• **GIVEN REQUEST**: From the listing below, extract each line containing the string "Habitation".

• **DATA FOR THIS EXERCISE**:
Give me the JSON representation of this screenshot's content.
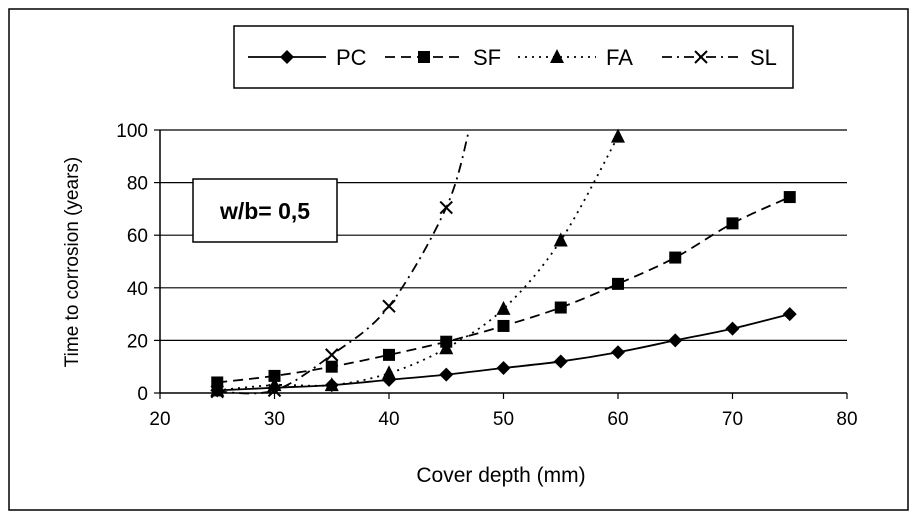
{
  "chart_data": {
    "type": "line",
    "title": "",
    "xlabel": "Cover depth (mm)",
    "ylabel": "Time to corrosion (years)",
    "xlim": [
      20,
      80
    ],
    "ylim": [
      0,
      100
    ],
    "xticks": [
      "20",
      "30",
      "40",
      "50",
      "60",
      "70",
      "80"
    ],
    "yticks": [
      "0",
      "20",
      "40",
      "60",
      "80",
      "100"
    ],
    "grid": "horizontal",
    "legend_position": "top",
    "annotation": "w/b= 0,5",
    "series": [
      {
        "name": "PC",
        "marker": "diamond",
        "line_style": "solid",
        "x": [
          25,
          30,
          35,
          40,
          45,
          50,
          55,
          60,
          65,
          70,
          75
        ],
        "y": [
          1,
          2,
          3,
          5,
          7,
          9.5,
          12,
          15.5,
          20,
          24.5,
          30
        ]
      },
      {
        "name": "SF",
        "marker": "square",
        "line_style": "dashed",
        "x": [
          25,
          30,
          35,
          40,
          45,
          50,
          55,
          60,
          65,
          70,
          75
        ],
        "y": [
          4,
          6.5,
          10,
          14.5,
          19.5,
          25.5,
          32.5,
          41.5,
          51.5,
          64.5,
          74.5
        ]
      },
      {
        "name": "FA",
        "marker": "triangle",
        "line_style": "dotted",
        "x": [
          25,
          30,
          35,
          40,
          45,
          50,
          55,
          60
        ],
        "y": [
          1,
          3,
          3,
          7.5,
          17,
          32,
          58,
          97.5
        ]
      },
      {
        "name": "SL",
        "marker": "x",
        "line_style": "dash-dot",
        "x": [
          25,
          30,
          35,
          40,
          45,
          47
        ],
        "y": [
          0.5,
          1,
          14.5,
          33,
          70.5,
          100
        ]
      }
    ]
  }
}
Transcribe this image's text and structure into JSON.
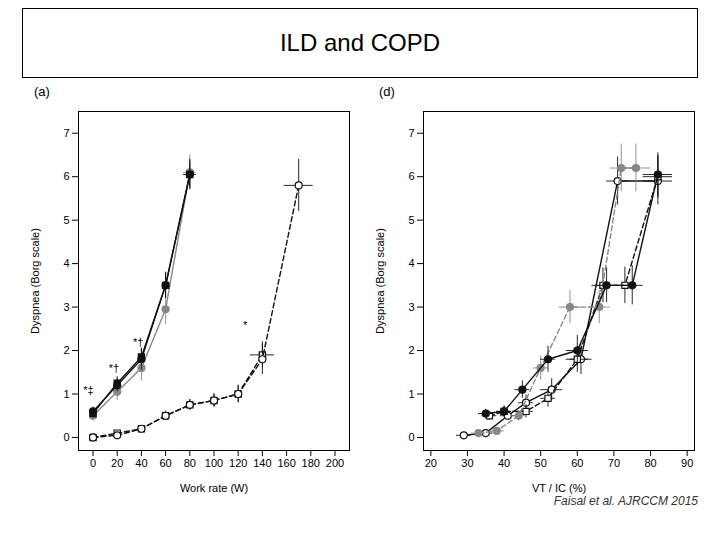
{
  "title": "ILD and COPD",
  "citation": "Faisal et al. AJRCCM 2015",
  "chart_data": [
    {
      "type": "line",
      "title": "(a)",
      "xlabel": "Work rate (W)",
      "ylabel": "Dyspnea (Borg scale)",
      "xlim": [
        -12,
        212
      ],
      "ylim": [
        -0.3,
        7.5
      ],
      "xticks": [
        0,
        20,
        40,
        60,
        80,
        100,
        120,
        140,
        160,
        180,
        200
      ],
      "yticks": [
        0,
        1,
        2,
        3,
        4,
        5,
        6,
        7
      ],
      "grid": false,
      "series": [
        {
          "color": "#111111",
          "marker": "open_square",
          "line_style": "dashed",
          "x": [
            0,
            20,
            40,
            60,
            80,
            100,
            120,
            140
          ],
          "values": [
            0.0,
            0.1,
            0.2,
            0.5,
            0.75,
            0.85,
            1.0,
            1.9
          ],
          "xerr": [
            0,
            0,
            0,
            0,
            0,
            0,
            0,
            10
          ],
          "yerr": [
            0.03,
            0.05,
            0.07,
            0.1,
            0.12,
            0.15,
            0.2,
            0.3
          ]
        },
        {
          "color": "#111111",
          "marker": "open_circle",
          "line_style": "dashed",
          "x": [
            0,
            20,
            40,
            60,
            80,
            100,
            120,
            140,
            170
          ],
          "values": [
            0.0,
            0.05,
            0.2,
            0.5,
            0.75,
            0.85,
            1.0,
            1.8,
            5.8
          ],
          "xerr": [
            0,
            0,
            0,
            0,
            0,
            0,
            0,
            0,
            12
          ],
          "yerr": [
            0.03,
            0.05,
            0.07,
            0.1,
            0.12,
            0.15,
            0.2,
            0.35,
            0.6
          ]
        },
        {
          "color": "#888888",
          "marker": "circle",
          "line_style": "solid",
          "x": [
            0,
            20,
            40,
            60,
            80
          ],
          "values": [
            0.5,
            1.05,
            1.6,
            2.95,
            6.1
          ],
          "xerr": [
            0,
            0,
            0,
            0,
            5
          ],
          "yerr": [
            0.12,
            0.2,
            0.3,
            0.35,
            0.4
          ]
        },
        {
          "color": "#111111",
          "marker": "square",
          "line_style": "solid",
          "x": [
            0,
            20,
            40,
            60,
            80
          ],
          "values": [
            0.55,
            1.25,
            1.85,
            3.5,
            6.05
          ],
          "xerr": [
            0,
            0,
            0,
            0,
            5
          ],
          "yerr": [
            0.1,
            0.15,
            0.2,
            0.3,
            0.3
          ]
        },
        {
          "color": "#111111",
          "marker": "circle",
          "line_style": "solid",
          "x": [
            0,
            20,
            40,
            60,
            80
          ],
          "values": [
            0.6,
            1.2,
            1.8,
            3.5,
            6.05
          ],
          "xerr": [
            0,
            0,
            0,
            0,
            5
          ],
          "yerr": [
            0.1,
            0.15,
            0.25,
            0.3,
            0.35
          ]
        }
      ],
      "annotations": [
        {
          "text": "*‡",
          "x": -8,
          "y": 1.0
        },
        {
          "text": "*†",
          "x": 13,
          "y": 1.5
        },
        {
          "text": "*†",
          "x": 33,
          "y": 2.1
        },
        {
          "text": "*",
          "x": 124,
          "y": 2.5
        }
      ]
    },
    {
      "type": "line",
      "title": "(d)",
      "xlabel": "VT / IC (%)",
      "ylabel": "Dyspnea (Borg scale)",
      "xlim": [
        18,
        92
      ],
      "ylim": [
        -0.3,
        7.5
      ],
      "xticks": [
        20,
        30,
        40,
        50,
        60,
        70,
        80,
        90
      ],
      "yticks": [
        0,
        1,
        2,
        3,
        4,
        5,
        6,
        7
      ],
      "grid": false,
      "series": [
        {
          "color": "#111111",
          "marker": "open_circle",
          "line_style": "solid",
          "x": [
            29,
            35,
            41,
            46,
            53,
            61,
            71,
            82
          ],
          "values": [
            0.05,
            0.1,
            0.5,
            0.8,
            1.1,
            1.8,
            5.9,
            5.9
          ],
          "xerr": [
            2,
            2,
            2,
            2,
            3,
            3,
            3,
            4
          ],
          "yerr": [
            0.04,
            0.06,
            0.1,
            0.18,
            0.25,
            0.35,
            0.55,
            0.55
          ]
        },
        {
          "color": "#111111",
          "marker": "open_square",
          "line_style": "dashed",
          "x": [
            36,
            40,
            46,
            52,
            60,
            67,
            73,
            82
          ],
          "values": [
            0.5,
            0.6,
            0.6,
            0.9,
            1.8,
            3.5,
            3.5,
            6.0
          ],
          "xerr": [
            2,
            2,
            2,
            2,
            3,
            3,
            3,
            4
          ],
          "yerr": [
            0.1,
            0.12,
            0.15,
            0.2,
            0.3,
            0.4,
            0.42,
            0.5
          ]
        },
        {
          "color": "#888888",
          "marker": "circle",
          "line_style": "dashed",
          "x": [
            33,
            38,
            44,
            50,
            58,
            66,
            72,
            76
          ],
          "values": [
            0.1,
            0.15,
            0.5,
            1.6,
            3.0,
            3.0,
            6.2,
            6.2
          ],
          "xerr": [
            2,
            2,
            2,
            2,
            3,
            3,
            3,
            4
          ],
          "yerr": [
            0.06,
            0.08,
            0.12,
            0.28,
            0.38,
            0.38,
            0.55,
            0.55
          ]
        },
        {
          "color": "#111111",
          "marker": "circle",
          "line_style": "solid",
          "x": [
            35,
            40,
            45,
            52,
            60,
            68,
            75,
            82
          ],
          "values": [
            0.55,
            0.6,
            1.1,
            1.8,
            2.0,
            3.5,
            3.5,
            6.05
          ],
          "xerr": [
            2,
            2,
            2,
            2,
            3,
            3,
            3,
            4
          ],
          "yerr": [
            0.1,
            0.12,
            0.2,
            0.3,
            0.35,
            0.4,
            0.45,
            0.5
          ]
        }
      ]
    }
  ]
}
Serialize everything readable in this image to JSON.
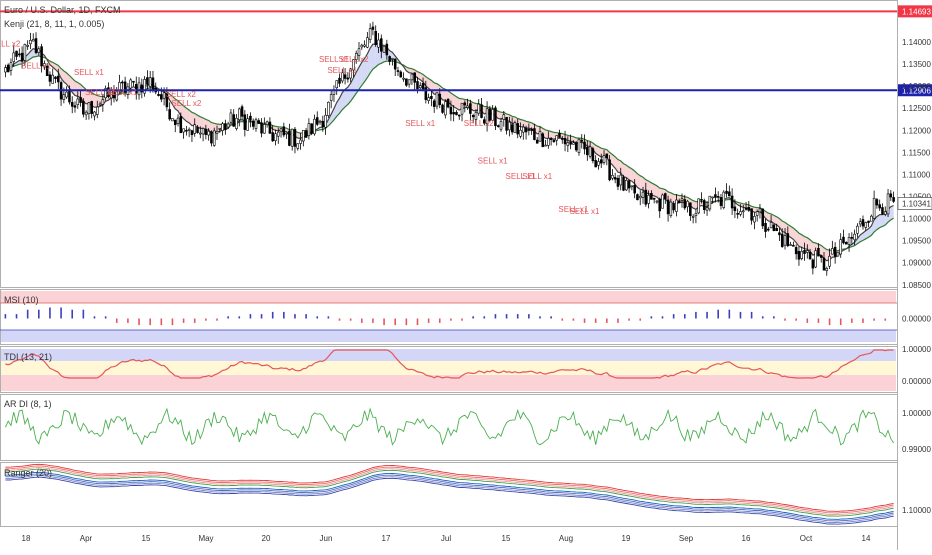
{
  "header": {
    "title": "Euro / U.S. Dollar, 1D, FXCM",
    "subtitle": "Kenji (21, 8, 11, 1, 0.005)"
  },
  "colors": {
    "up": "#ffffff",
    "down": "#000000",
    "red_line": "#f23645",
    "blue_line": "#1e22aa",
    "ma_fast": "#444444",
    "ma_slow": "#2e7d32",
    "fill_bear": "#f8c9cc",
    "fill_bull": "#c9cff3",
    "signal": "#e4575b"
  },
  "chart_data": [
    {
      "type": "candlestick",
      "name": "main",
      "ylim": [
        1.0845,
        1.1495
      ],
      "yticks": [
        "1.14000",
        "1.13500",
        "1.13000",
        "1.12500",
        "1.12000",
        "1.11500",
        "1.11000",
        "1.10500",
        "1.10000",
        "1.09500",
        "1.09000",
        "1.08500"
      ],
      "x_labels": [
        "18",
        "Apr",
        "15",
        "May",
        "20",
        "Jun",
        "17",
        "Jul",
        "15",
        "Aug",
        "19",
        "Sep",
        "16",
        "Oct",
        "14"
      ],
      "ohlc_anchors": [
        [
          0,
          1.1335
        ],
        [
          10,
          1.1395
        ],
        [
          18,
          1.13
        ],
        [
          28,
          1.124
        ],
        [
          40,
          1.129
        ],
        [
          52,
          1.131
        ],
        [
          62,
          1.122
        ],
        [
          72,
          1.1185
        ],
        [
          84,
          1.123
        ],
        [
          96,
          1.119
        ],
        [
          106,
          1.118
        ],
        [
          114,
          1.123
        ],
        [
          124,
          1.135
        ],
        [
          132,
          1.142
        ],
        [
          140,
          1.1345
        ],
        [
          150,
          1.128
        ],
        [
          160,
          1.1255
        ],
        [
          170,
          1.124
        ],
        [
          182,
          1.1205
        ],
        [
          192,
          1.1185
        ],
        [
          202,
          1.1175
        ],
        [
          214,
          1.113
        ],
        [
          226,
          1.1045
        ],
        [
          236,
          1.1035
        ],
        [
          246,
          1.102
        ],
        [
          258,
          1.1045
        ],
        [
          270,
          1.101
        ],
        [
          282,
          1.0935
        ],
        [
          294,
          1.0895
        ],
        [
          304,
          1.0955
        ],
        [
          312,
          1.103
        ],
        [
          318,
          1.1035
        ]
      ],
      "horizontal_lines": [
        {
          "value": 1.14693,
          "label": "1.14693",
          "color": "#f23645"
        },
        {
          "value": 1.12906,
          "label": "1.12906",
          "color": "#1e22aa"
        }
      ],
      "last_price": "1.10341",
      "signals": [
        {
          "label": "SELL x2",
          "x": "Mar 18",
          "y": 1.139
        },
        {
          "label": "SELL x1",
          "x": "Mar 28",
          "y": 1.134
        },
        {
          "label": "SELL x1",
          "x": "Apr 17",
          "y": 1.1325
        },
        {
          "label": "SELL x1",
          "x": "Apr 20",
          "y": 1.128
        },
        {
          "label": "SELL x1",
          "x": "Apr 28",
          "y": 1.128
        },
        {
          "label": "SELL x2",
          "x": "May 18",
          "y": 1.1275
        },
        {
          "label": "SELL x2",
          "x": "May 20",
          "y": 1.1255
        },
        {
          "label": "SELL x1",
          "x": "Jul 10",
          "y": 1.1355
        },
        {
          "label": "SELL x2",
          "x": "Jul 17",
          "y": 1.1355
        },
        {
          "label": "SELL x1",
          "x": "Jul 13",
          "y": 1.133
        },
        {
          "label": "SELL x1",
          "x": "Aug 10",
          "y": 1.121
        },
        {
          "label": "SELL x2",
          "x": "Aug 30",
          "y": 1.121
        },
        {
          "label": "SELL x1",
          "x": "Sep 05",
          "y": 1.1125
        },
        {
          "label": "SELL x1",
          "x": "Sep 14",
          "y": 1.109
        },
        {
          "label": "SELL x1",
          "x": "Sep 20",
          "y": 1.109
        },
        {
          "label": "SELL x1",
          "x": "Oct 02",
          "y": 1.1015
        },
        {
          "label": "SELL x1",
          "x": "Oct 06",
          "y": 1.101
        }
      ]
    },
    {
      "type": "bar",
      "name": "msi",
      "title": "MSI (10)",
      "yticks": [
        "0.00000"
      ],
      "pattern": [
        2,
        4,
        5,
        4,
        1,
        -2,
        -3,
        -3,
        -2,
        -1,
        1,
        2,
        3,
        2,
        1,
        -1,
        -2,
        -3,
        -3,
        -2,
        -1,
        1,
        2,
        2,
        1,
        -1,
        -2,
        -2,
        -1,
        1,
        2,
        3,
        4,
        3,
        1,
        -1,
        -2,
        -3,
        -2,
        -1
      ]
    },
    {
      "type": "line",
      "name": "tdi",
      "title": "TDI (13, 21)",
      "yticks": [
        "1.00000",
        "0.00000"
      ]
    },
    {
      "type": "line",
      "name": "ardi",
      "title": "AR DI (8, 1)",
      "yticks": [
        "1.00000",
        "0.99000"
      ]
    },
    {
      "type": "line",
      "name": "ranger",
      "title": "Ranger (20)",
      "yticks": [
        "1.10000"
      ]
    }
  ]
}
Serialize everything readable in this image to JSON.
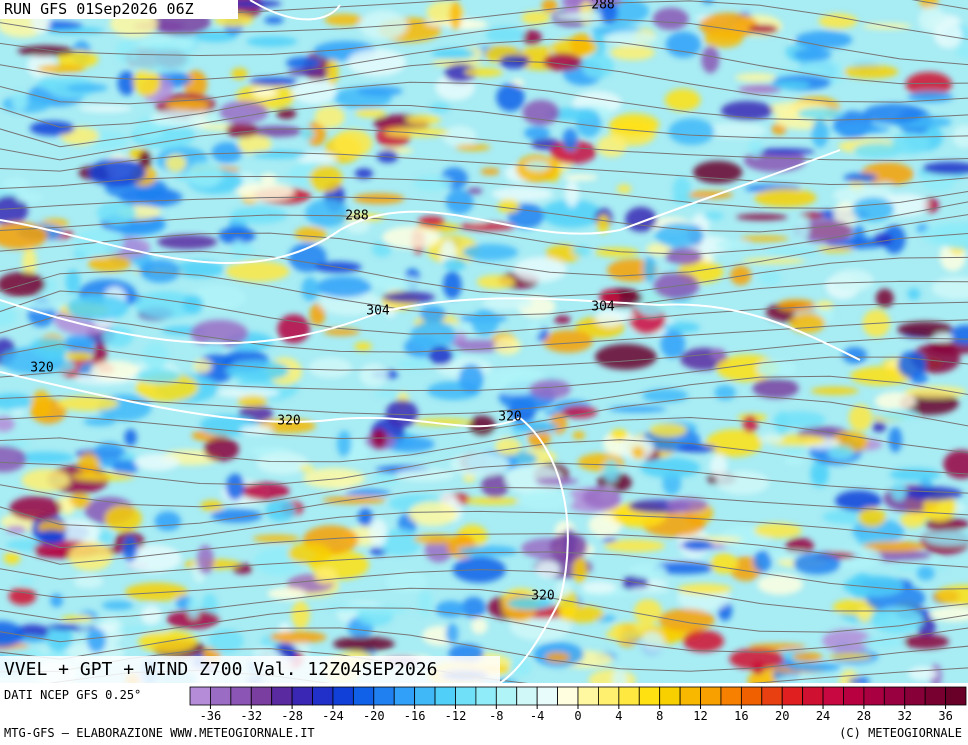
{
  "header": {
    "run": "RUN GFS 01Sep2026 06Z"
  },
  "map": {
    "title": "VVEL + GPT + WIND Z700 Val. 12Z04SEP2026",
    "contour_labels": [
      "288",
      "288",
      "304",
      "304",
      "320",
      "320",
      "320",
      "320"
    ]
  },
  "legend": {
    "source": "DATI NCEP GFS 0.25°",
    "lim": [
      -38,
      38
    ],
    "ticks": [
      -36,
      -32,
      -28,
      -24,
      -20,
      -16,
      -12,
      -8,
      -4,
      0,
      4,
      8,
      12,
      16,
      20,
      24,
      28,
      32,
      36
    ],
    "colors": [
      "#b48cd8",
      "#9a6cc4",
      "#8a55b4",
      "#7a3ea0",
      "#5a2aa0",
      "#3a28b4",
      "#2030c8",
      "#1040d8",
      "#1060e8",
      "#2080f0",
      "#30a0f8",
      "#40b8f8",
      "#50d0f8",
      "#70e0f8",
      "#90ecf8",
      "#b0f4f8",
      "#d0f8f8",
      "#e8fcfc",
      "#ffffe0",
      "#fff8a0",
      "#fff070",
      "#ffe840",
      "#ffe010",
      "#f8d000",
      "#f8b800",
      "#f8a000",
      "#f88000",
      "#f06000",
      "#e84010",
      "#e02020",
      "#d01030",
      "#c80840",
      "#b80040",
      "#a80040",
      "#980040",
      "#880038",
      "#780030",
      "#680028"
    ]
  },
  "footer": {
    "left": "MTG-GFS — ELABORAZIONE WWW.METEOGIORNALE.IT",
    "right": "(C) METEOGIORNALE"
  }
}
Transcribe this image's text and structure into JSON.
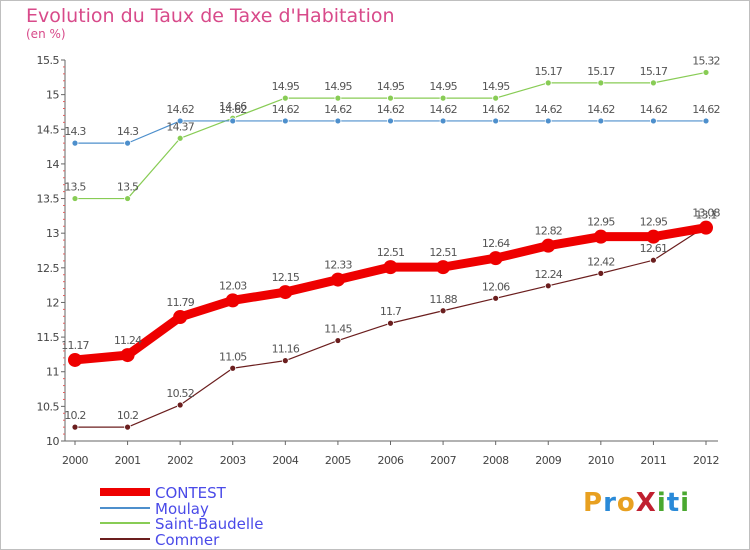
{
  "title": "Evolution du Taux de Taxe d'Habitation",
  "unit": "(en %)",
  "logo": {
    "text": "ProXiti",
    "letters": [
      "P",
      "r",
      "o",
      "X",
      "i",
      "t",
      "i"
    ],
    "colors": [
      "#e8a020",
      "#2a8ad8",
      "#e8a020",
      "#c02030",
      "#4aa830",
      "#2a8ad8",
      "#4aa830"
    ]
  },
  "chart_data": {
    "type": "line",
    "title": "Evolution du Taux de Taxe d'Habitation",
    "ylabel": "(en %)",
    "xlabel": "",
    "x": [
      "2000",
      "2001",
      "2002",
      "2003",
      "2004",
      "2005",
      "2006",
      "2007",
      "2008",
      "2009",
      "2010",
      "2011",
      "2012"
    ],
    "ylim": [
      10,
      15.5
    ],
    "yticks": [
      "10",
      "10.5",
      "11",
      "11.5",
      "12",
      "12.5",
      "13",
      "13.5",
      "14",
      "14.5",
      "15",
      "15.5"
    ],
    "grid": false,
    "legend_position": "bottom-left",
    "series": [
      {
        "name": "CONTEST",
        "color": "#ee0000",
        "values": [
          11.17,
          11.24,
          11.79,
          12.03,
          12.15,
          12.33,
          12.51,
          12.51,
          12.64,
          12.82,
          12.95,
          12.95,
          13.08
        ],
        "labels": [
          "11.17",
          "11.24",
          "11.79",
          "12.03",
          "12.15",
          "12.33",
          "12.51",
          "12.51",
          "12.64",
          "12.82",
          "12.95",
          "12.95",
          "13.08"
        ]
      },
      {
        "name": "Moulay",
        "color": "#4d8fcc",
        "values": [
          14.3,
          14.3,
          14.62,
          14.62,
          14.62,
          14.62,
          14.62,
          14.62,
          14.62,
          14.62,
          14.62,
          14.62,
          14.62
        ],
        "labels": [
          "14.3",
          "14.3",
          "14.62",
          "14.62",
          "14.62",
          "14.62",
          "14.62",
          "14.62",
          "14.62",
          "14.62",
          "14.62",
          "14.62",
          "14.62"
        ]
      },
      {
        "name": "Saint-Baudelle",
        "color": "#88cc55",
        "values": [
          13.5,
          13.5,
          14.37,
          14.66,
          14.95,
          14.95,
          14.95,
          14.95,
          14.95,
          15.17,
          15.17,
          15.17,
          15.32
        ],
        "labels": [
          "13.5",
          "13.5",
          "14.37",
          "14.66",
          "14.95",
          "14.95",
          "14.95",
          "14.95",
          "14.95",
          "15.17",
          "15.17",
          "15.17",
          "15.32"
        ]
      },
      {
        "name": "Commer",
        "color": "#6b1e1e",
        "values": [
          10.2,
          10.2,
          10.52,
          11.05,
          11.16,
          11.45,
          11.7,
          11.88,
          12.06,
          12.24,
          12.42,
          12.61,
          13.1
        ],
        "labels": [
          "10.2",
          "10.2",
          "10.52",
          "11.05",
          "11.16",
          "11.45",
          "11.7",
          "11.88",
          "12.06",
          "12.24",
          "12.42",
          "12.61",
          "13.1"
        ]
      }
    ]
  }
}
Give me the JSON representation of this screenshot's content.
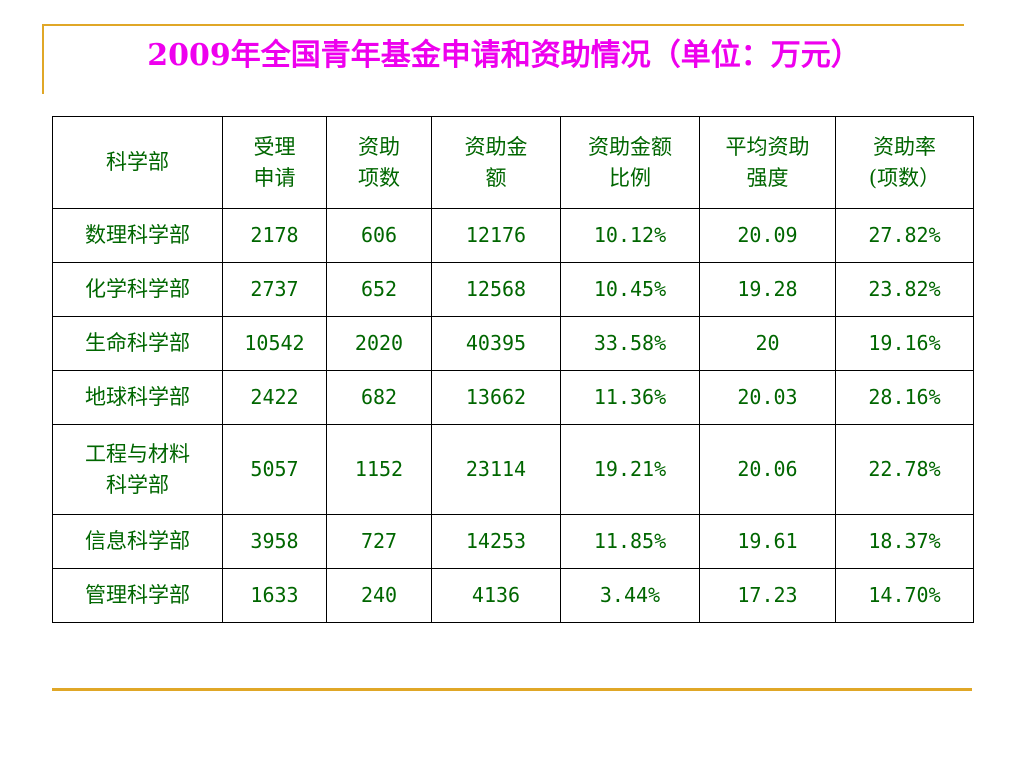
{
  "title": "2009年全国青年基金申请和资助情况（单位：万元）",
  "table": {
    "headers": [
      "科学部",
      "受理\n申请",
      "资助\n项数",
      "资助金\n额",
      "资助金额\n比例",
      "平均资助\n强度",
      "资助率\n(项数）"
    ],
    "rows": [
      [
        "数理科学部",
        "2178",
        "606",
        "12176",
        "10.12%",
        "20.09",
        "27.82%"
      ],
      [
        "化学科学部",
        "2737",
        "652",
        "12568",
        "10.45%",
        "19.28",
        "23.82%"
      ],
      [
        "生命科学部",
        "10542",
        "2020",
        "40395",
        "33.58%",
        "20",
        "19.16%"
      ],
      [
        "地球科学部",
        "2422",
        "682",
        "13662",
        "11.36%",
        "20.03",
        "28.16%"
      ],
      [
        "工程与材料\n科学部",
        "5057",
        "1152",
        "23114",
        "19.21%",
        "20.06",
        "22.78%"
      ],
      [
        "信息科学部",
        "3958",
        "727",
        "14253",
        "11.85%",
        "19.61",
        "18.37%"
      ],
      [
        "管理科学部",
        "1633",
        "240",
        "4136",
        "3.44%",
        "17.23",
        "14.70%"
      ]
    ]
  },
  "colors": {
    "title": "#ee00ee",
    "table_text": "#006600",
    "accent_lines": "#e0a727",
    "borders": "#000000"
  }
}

• **OUTPUT OF THE EXERCISE**:
  "title": "Evolution du Taux de Taxe d'Habitation",
    "title": "Evolution du Taux de Taxe d'Habitation",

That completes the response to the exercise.